- [Cosa fare]:
1. Riesci a riassumere in due frasi la discussione su «Un uomo chiamata Pileria»?
2. Puoi portare avanti la discussione su «Un uomo chiamata Pileria» dopo l'ultimo messaggio?

- [Testo scelto]:
════════════════
# Un uomo chiamata Pileria



## Abigail (18 Luglio 2010)

Ecco, questi penso siano i veri drammi della vita.
Il fermo immagine finale lo consiglio a tutti.
In quegli occhi si vede tutto quello che serve per rendersi conto di tante cose.
A me ha colpito moltissimo

http://www.decoderdigitale.net/2010...pileria-a-storie-maledette-il-17-luglio-2010/


----------



## Abigail (18 Luglio 2010)

in rete non la trovo:unhappy:


----------



## contepinceton (18 Luglio 2010)

Boy's dont cry


----------



## Persa/Ritrovata (19 Luglio 2010)

Abigail ha detto:


> Ecco, questi penso siano i veri drammi della vita.
> Il fermo immagine finale lo consiglio a tutti.
> In quegli occhi si vede tutto quello che serve per rendersi conto di tante cose.
> A me ha colpito moltissimo
> ...


 Sì bella puntata.
════════════════
- [Dati raccolti]:
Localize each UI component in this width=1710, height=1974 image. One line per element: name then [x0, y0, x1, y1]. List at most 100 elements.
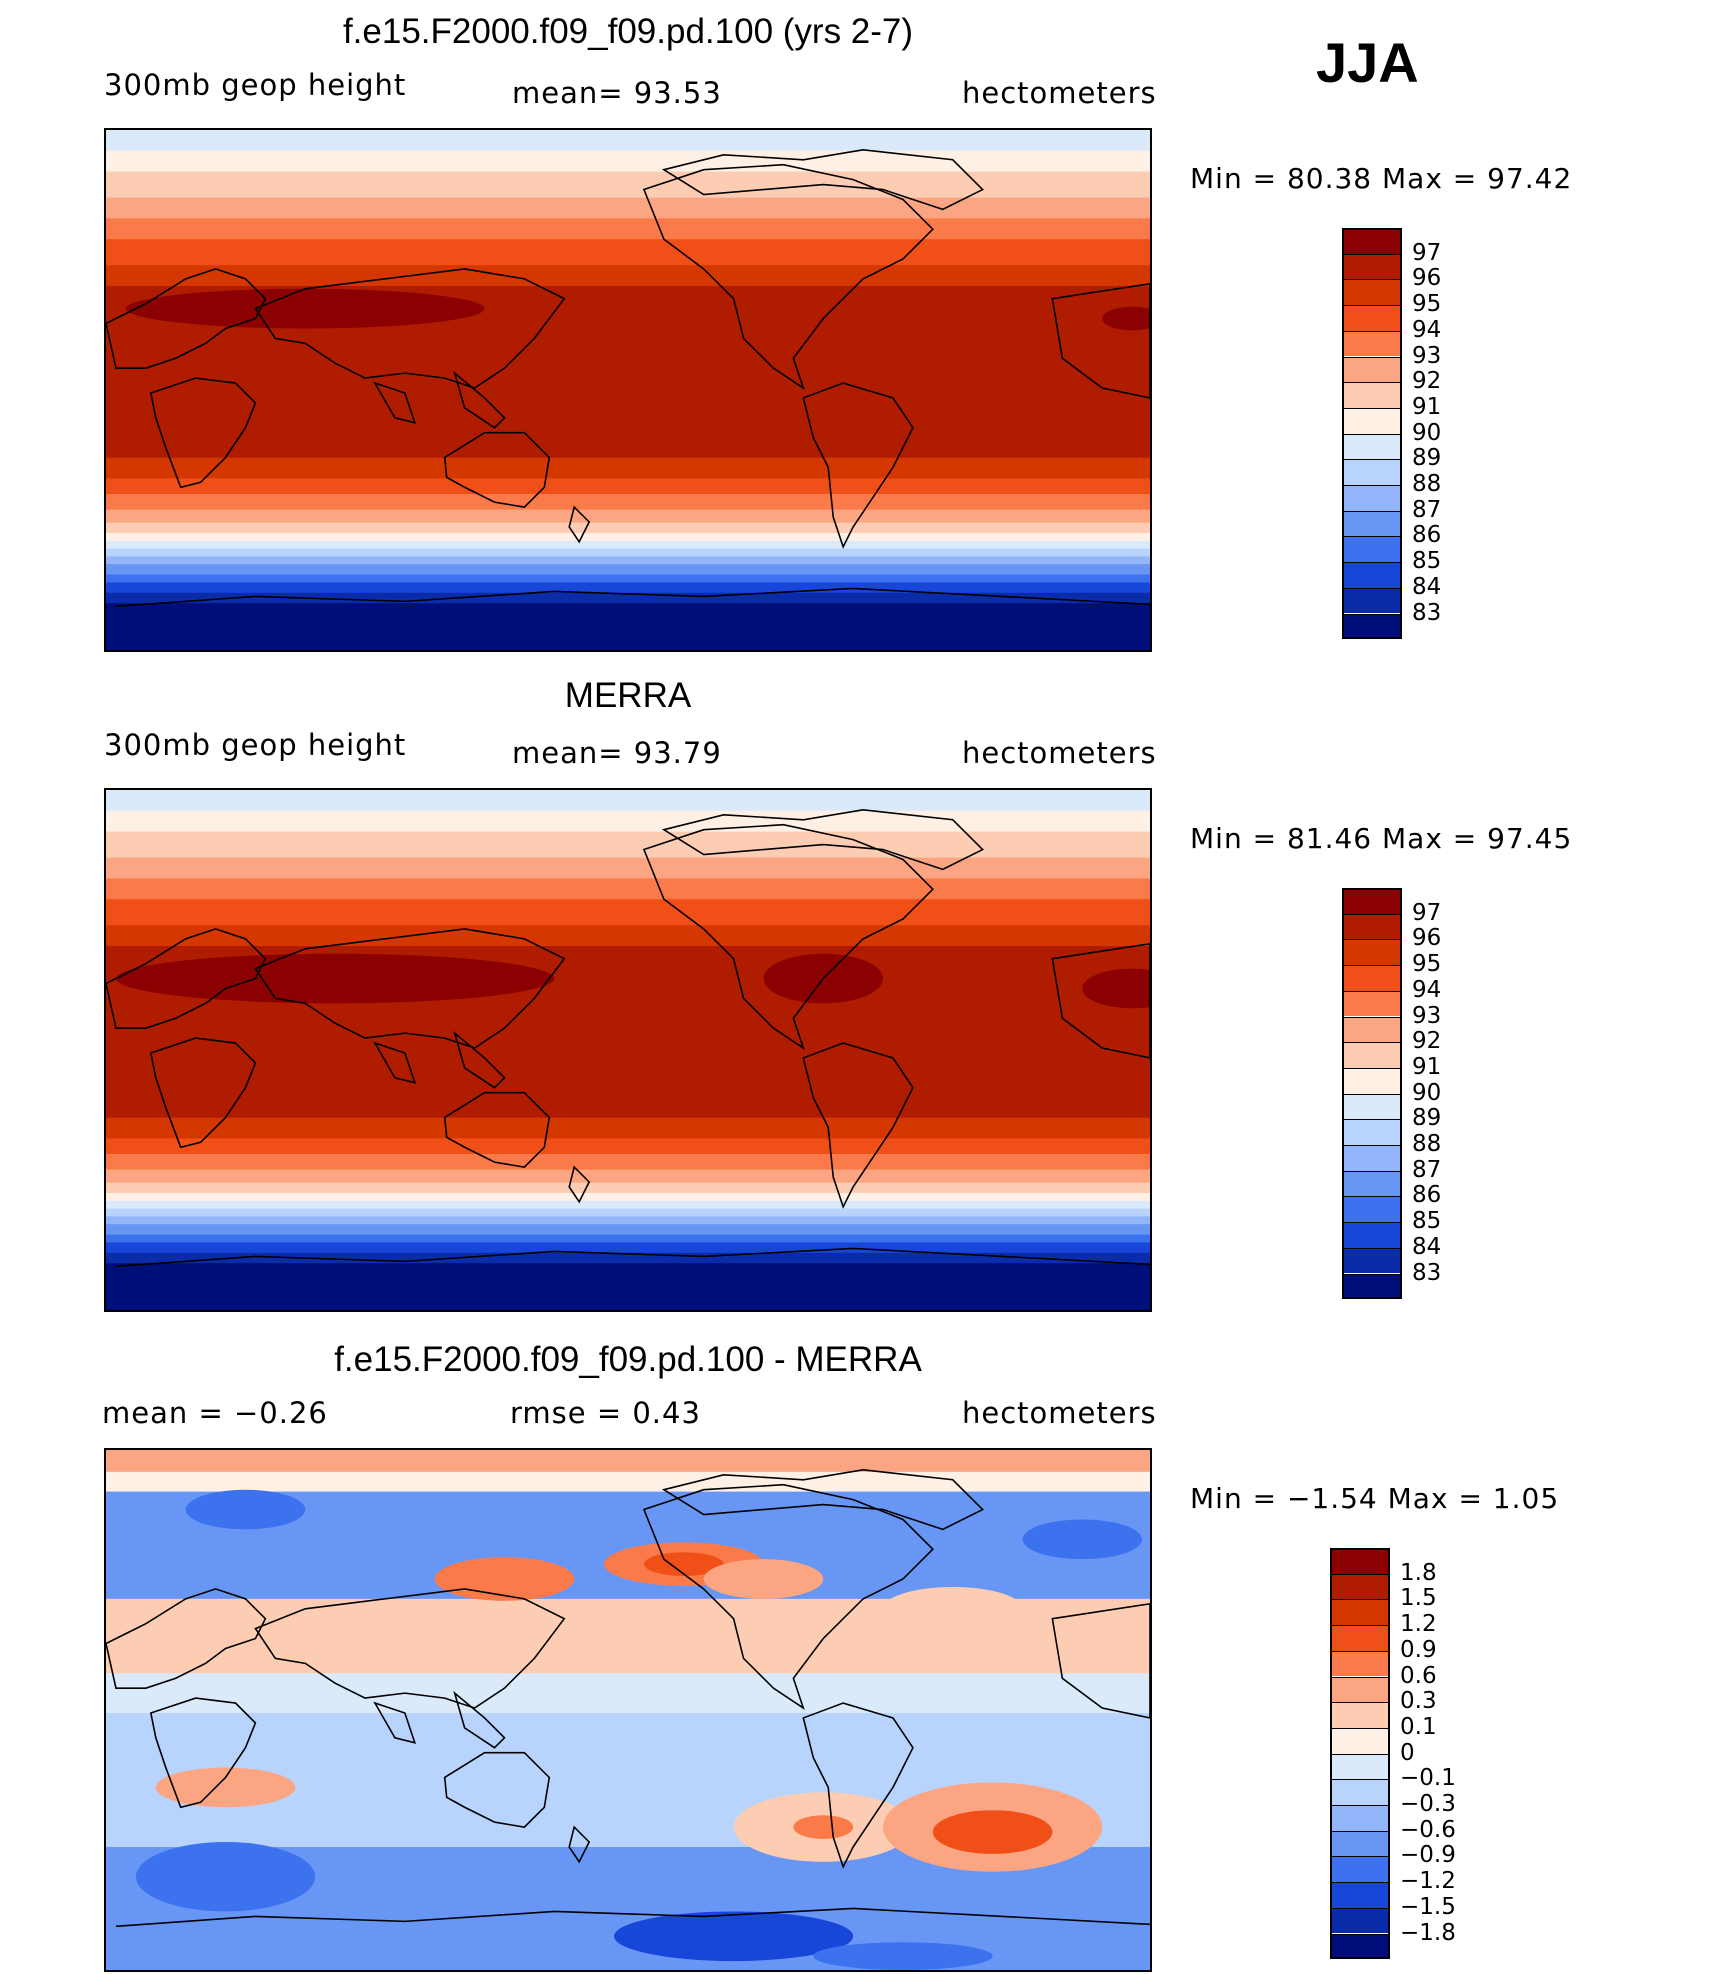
════════════════
- [Risposte fornite]:
1. Abigail scrive che questi sono i veri drammi della vita e consiglia a tutti il fermo immagine finale, perché in quegli occhi si vede tutto quello che serve per rendersi conto di tante cose. contepinceton risponde con «Boy's dont cry», mentre Persa/Ritrovata cita il messaggio di Abigail e commenta che è stata una bella puntata.

2.
Terribile e piena di forza.


----------



## Abigail (20 Luglio 2010)

Persa/Ritrovata ha detto:


> Sì bella puntata.
> Terribile e piena di forza.


C'era una dignità in quegli occhi tristi da levarsi il capello.


----------



## Nobody (20 Luglio 2010)

Questa persona trasmette amore.


----------



## Abigail (20 Luglio 2010)

moltimodi ha detto:


> Questa persona trasmette amore.


Si, molto


----------



## mirtilla (21 Luglio 2010)

vero, molto toccante, molto pesante.

L'unico appunto che devo fare è alla conduttrice: leggeva spudoratamente ma ci metteva un enfasi che sembrava davvero interessata!!


----------



## Abigail (21 Luglio 2010)

mirtilla ha detto:


> vero, molto toccante, molto pesante.
> 
> L'unico appunto che devo fare è alla conduttrice: *leggeva spudoratamente ma ci metteva un enfasi che sembrava davvero interessata!*!


è tipico della Leosini.
La Cortellesi la imita da Dio:rotfl:


----------



## Old Aleluja (21 Luglio 2010)

come mai se clicco sul link non c'è nessun video?


----------



## Persa/Ritrovata (21 Luglio 2010)

Eteocle2 ha detto:


> come mai se clicco sul link non c'è nessun video?


 Infatti non c'è. Dovresti cercare sul sito rai.


----------



## Old Aleluja (21 Luglio 2010)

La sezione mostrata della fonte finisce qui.